Below are some records; repeat them all exactly, minus the pictures.

****************

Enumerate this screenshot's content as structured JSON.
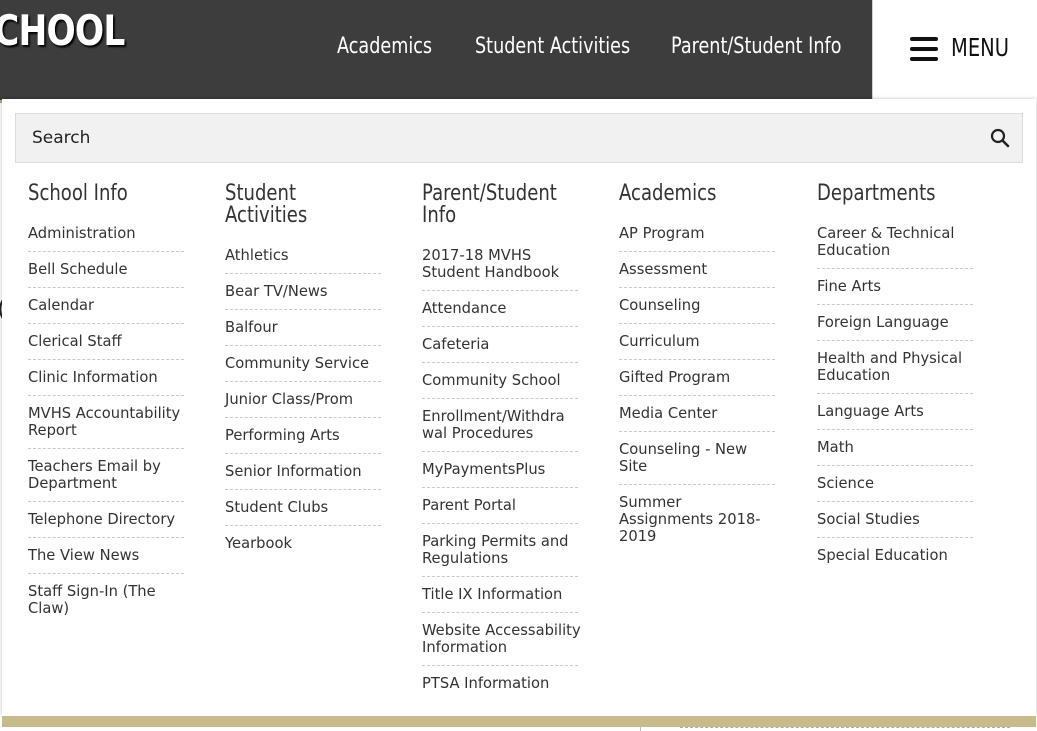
{
  "header": {
    "logo_text": "CHOOL",
    "nav": [
      "Academics",
      "Student Activities",
      "Parent/Student Info"
    ],
    "menu_label": "MENU"
  },
  "search": {
    "placeholder": "Search"
  },
  "columns": [
    {
      "title": "School Info",
      "items": [
        "Administration",
        "Bell Schedule",
        "Calendar",
        "Clerical Staff",
        "Clinic Information",
        "MVHS Accountability\nReport",
        "Teachers Email by\nDepartment",
        "Telephone Directory",
        "The View News",
        "Staff Sign-In (The\nClaw)"
      ]
    },
    {
      "title": "Student Activities",
      "items": [
        "Athletics",
        "Bear TV/News",
        "Balfour",
        "Community Service",
        "Junior Class/Prom",
        "Performing Arts",
        "Senior Information",
        "Student Clubs",
        "Yearbook"
      ]
    },
    {
      "title": "Parent/Student\nInfo",
      "items": [
        "2017-18 MVHS\nStudent Handbook",
        "Attendance",
        "Cafeteria",
        "Community School",
        "Enrollment/Withdra\nwal Procedures",
        "MyPaymentsPlus",
        "Parent Portal",
        "Parking Permits and\nRegulations",
        "Title IX Information",
        "Website Accessability\nInformation",
        "PTSA Information"
      ]
    },
    {
      "title": "Academics",
      "items": [
        "AP Program",
        "Assessment",
        "Counseling",
        "Curriculum",
        "Gifted Program",
        "Media Center",
        "Counseling - New\nSite",
        "Summer\nAssignments 2018-\n2019"
      ]
    },
    {
      "title": "Departments",
      "items": [
        "Career & Technical\nEducation",
        "Fine Arts",
        "Foreign Language",
        "Health and Physical\nEducation",
        "Language Arts",
        "Math",
        "Science",
        "Social Studies",
        "Special Education"
      ]
    }
  ],
  "colors": {
    "header_bg": "#3d3d3d",
    "accent_gold": "#c7bb8c",
    "text": "#333333"
  },
  "icons": {
    "menu": "hamburger-icon",
    "search": "search-icon"
  }
}
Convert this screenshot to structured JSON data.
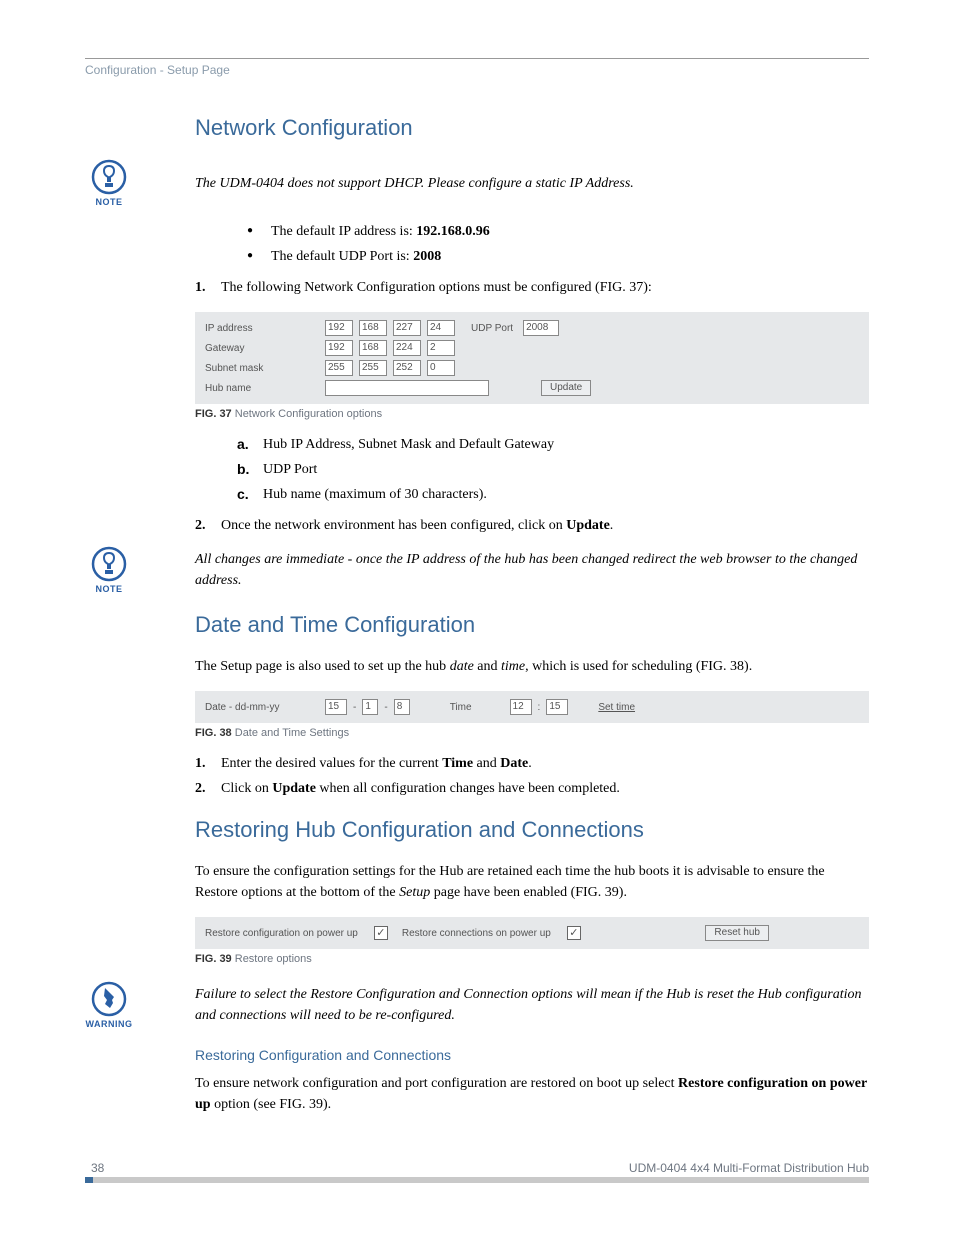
{
  "header": {
    "breadcrumb": "Configuration - Setup Page"
  },
  "sections": {
    "network": {
      "title": "Network Configuration",
      "note1": "The UDM-0404 does not support DHCP.   Please configure a static IP Address.",
      "bullet1_a": "The default IP address is: ",
      "bullet1_b": "192.168.0.96",
      "bullet2_a": "The default UDP Port is: ",
      "bullet2_b": "2008",
      "step1": "The following Network Configuration options must be configured (FIG. 37):",
      "fig37": {
        "ip_label": "IP address",
        "ip": [
          "192",
          "168",
          "227",
          "24"
        ],
        "udp_label": "UDP Port",
        "udp_port": "2008",
        "gw_label": "Gateway",
        "gw": [
          "192",
          "168",
          "224",
          "2"
        ],
        "mask_label": "Subnet mask",
        "mask": [
          "255",
          "255",
          "252",
          "0"
        ],
        "hub_label": "Hub name",
        "update_btn": "Update"
      },
      "figcap37_a": "FIG. 37",
      "figcap37_b": "  Network Configuration options",
      "sub_a": "Hub IP Address, Subnet Mask and Default Gateway",
      "sub_b": "UDP Port",
      "sub_c": "Hub name (maximum of 30 characters).",
      "step2_a": "Once the network environment has been configured, click on ",
      "step2_b": "Update",
      "step2_c": ".",
      "note2": "All changes are immediate - once the IP address of the hub has been changed redirect the web browser to the changed address."
    },
    "datetime": {
      "title": "Date and Time Configuration",
      "intro_a": "The Setup page is also used to set up the hub ",
      "intro_b": "date",
      "intro_c": " and ",
      "intro_d": "time",
      "intro_e": ", which is used for scheduling (FIG. 38).",
      "fig38": {
        "date_label": "Date - dd-mm-yy",
        "date": [
          "15",
          "1",
          "8"
        ],
        "time_label": "Time",
        "time": [
          "12",
          "15"
        ],
        "set_time": "Set time"
      },
      "figcap38_a": "FIG. 38",
      "figcap38_b": "  Date and Time Settings",
      "step1_a": "Enter the desired values for the current ",
      "step1_b": "Time",
      "step1_c": " and ",
      "step1_d": "Date",
      "step1_e": ".",
      "step2_a": "Click on ",
      "step2_b": "Update",
      "step2_c": " when all configuration changes have been completed."
    },
    "restore": {
      "title": "Restoring Hub Configuration and Connections",
      "intro_a": "To ensure the configuration settings for the Hub are retained each time the hub boots it is advisable to ensure the Restore options at the bottom of the ",
      "intro_b": "Setup",
      "intro_c": " page have been enabled (FIG. 39).",
      "fig39": {
        "cfg_label": "Restore configuration on power up",
        "conn_label": "Restore connections on power up",
        "reset_btn": "Reset hub"
      },
      "figcap39_a": "FIG. 39",
      "figcap39_b": "  Restore options",
      "warn": "Failure to select the Restore Configuration and Connection options will mean if the Hub is reset the Hub configuration and connections will need to be re-configured.",
      "subhead": "Restoring Configuration and Connections",
      "para_a": "To ensure network configuration and port configuration are restored on boot up select ",
      "para_b": "Restore configuration on power up",
      "para_c": " option (see FIG. 39)."
    }
  },
  "footer": {
    "page": "38",
    "doc": "UDM-0404 4x4 Multi-Format Distribution Hub"
  },
  "icons": {
    "note_label": "NOTE",
    "warn_label": "WARNING"
  }
}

****************

## Exercise output:
Enumerate this screenshot's content as structured JSON.
{
  "header": {
    "logo_text": "CHOOL",
    "nav": [
      "Academics",
      "Student Activities",
      "Parent/Student Info"
    ],
    "menu_label": "MENU"
  },
  "search": {
    "placeholder": "Search"
  },
  "columns": [
    {
      "title": "School Info",
      "items": [
        "Administration",
        "Bell Schedule",
        "Calendar",
        "Clerical Staff",
        "Clinic Information",
        "MVHS Accountability\nReport",
        "Teachers Email by\nDepartment",
        "Telephone Directory",
        "The View News",
        "Staff Sign-In (The\nClaw)"
      ]
    },
    {
      "title": "Student Activities",
      "items": [
        "Athletics",
        "Bear TV/News",
        "Balfour",
        "Community Service",
        "Junior Class/Prom",
        "Performing Arts",
        "Senior Information",
        "Student Clubs",
        "Yearbook"
      ]
    },
    {
      "title": "Parent/Student\nInfo",
      "items": [
        "2017-18 MVHS\nStudent Handbook",
        "Attendance",
        "Cafeteria",
        "Community School",
        "Enrollment/Withdra\nwal Procedures",
        "MyPaymentsPlus",
        "Parent Portal",
        "Parking Permits and\nRegulations",
        "Title IX Information",
        "Website Accessability\nInformation",
        "PTSA Information"
      ]
    },
    {
      "title": "Academics",
      "items": [
        "AP Program",
        "Assessment",
        "Counseling",
        "Curriculum",
        "Gifted Program",
        "Media Center",
        "Counseling - New\nSite",
        "Summer\nAssignments 2018-\n2019"
      ]
    },
    {
      "title": "Departments",
      "items": [
        "Career & Technical\nEducation",
        "Fine Arts",
        "Foreign Language",
        "Health and Physical\nEducation",
        "Language Arts",
        "Math",
        "Science",
        "Social Studies",
        "Special Education"
      ]
    }
  ],
  "colors": {
    "header_bg": "#3d3d3d",
    "accent_gold": "#c7bb8c",
    "text": "#333333"
  },
  "icons": {
    "menu": "hamburger-icon",
    "search": "search-icon"
  }
}
Convert this screenshot to structured JSON data.
{
  "header": {
    "breadcrumb": "Configuration - Setup Page"
  },
  "sections": {
    "network": {
      "title": "Network Configuration",
      "note1": "The UDM-0404 does not support DHCP.   Please configure a static IP Address.",
      "bullet1_a": "The default IP address is: ",
      "bullet1_b": "192.168.0.96",
      "bullet2_a": "The default UDP Port is: ",
      "bullet2_b": "2008",
      "step1": "The following Network Configuration options must be configured (FIG. 37):",
      "fig37": {
        "ip_label": "IP address",
        "ip": [
          "192",
          "168",
          "227",
          "24"
        ],
        "udp_label": "UDP Port",
        "udp_port": "2008",
        "gw_label": "Gateway",
        "gw": [
          "192",
          "168",
          "224",
          "2"
        ],
        "mask_label": "Subnet mask",
        "mask": [
          "255",
          "255",
          "252",
          "0"
        ],
        "hub_label": "Hub name",
        "update_btn": "Update"
      },
      "figcap37_a": "FIG. 37",
      "figcap37_b": "  Network Configuration options",
      "sub_a": "Hub IP Address, Subnet Mask and Default Gateway",
      "sub_b": "UDP Port",
      "sub_c": "Hub name (maximum of 30 characters).",
      "step2_a": "Once the network environment has been configured, click on ",
      "step2_b": "Update",
      "step2_c": ".",
      "note2": "All changes are immediate - once the IP address of the hub has been changed redirect the web browser to the changed address."
    },
    "datetime": {
      "title": "Date and Time Configuration",
      "intro_a": "The Setup page is also used to set up the hub ",
      "intro_b": "date",
      "intro_c": " and ",
      "intro_d": "time",
      "intro_e": ", which is used for scheduling (FIG. 38).",
      "fig38": {
        "date_label": "Date - dd-mm-yy",
        "date": [
          "15",
          "1",
          "8"
        ],
        "time_label": "Time",
        "time": [
          "12",
          "15"
        ],
        "set_time": "Set time"
      },
      "figcap38_a": "FIG. 38",
      "figcap38_b": "  Date and Time Settings",
      "step1_a": "Enter the desired values for the current ",
      "step1_b": "Time",
      "step1_c": " and ",
      "step1_d": "Date",
      "step1_e": ".",
      "step2_a": "Click on ",
      "step2_b": "Update",
      "step2_c": " when all configuration changes have been completed."
    },
    "restore": {
      "title": "Restoring Hub Configuration and Connections",
      "intro_a": "To ensure the configuration settings for the Hub are retained each time the hub boots it is advisable to ensure the Restore options at the bottom of the ",
      "intro_b": "Setup",
      "intro_c": " page have been enabled (FIG. 39).",
      "fig39": {
        "cfg_label": "Restore configuration on power up",
        "conn_label": "Restore connections on power up",
        "reset_btn": "Reset hub"
      },
      "figcap39_a": "FIG. 39",
      "figcap39_b": "  Restore options",
      "warn": "Failure to select the Restore Configuration and Connection options will mean if the Hub is reset the Hub configuration and connections will need to be re-configured.",
      "subhead": "Restoring Configuration and Connections",
      "para_a": "To ensure network configuration and port configuration are restored on boot up select ",
      "para_b": "Restore configuration on power up",
      "para_c": " option (see FIG. 39)."
    }
  },
  "footer": {
    "page": "38",
    "doc": "UDM-0404 4x4 Multi-Format Distribution Hub"
  },
  "icons": {
    "note_label": "NOTE",
    "warn_label": "WARNING"
  }
}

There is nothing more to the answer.